**Instruction:** State only the number of lines below that contain the string "sendiri". Letter case counts.

Extracted records:
--
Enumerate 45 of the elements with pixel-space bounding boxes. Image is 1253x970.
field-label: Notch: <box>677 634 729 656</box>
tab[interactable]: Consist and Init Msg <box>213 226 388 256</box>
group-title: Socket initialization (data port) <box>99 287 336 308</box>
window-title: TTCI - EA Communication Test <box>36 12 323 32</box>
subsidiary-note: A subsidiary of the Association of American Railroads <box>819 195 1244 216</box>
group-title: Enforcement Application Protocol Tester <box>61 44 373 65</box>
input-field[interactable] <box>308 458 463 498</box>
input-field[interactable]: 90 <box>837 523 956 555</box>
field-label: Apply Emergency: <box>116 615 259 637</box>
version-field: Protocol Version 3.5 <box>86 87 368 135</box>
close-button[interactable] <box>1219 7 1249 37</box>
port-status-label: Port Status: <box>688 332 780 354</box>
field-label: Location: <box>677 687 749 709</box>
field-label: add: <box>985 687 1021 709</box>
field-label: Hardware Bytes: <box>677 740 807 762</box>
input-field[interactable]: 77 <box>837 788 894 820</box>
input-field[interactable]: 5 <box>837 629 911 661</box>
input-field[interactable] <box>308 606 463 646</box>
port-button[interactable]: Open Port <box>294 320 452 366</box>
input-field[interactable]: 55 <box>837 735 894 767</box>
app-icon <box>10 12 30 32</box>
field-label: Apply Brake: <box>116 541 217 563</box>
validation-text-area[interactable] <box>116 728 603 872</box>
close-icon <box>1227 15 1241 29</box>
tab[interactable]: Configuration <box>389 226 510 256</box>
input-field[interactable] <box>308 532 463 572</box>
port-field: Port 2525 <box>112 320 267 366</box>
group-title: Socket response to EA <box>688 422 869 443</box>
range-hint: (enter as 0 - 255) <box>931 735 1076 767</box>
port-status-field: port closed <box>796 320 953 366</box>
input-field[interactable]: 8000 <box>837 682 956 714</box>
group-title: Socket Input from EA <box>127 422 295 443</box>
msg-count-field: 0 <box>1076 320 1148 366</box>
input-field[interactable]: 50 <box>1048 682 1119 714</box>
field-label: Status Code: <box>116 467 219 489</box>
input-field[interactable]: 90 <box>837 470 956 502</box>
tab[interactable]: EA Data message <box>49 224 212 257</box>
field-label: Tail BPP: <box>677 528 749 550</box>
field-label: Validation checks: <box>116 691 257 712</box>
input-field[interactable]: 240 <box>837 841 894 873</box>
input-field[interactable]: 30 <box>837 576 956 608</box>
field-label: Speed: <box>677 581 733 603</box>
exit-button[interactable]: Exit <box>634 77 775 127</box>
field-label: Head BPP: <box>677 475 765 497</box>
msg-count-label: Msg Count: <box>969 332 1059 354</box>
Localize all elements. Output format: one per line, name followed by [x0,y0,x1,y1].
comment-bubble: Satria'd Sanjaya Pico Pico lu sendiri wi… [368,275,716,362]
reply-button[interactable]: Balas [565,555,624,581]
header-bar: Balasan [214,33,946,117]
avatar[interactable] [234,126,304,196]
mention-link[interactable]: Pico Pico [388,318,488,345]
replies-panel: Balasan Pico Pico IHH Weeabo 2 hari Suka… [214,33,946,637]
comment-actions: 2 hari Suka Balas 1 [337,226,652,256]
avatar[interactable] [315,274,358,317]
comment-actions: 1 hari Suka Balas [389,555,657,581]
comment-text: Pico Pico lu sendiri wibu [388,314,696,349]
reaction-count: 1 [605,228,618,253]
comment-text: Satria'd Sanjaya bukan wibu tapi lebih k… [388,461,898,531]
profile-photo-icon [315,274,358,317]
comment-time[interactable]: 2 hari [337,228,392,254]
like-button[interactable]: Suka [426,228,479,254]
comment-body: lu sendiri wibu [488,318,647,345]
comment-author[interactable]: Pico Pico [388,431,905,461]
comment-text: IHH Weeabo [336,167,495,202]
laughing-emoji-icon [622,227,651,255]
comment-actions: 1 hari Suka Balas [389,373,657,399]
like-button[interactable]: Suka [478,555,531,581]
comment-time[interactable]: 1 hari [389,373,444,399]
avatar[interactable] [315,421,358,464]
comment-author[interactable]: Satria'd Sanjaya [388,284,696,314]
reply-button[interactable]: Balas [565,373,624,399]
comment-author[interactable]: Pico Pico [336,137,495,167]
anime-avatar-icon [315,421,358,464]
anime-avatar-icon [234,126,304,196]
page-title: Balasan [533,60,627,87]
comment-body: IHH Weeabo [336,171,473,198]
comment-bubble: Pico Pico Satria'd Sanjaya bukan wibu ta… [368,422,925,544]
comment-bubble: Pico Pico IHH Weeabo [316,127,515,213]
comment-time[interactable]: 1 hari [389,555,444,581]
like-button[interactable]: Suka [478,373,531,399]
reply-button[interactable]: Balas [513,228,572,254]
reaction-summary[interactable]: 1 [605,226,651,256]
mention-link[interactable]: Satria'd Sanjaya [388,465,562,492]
--
**Answer in full:** 3